* START *

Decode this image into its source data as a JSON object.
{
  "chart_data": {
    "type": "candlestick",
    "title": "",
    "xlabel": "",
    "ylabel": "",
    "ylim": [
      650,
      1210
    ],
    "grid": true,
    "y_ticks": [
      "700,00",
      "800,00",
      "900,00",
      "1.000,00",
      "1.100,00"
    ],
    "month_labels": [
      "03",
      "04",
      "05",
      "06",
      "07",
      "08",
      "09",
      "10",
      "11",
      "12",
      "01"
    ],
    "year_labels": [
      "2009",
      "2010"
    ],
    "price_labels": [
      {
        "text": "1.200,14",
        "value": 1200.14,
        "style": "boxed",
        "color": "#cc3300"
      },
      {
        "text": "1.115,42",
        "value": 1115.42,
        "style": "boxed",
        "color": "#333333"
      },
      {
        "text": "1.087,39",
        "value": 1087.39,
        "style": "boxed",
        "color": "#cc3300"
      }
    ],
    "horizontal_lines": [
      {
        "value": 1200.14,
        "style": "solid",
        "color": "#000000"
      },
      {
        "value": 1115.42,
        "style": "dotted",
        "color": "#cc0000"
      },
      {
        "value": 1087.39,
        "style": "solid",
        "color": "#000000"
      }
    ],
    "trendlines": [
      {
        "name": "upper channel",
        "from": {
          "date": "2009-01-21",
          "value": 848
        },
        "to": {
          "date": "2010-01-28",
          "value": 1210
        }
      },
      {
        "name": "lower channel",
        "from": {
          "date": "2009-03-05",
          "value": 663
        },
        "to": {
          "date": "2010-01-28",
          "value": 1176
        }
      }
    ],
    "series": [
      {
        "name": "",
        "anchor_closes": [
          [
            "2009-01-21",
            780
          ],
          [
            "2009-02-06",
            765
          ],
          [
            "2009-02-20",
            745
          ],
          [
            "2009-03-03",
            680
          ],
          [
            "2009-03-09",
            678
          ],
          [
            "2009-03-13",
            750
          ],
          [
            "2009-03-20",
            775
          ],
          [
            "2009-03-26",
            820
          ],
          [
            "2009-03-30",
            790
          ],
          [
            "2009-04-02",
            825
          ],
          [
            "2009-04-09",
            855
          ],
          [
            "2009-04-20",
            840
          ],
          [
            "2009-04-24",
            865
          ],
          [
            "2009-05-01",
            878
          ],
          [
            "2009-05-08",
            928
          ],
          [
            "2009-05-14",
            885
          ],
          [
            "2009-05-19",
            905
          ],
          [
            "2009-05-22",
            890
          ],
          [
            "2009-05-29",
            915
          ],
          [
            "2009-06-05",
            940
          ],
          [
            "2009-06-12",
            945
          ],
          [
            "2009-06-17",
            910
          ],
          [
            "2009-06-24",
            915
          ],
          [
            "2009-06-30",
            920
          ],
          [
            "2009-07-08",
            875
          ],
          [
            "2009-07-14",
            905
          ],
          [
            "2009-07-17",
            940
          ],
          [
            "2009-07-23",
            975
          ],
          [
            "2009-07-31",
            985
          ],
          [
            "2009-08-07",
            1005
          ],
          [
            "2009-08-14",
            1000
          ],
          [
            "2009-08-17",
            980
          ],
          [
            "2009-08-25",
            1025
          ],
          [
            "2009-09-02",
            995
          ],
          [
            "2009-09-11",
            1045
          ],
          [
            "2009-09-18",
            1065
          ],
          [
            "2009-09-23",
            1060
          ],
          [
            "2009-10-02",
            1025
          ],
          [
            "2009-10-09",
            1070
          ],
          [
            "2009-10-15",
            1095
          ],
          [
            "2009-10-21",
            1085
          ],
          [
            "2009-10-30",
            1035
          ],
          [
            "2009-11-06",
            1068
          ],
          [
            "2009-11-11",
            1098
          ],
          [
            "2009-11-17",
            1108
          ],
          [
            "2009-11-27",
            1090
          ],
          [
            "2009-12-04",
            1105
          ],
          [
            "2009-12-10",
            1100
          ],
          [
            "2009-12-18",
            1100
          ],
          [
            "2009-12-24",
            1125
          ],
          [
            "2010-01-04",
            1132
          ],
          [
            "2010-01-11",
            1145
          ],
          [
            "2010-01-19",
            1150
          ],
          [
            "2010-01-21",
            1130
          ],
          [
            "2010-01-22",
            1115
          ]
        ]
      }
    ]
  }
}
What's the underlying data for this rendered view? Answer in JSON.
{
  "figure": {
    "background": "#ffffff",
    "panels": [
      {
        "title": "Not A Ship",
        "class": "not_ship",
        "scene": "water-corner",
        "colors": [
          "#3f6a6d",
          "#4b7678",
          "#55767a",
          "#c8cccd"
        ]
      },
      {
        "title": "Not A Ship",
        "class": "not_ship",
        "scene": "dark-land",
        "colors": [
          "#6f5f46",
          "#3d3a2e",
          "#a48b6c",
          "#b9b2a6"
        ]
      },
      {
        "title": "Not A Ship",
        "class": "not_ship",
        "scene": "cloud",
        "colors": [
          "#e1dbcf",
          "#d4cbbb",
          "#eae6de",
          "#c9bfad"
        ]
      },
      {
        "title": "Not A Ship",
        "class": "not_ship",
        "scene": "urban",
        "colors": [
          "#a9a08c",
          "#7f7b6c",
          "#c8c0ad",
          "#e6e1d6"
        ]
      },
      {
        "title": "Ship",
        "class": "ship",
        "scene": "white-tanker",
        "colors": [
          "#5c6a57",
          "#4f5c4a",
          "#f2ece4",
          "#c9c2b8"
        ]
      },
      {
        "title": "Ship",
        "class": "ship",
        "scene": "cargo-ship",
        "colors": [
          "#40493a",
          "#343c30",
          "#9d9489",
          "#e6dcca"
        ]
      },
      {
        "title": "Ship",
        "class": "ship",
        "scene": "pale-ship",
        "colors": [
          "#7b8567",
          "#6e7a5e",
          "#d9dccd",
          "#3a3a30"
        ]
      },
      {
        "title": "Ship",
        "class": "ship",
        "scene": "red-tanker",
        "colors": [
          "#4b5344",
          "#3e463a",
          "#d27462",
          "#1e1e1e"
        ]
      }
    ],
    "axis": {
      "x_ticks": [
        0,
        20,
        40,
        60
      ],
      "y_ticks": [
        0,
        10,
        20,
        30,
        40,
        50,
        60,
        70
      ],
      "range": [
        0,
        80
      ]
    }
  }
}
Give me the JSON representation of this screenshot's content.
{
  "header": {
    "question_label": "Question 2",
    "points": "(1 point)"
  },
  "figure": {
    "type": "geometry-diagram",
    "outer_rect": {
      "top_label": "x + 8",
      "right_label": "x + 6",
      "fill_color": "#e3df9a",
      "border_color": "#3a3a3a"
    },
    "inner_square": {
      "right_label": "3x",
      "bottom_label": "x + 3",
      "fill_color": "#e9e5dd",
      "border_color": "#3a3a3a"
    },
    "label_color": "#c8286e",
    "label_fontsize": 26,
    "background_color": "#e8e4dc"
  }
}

* END *

Instructions to follow: From the listing above, pick out every line containing "this".

Task output:
Decode this image into its source data as a JSON object.
What's the underlying data for this rendered view? Answer in JSON.
Give me the JSON representation of this screenshot's content.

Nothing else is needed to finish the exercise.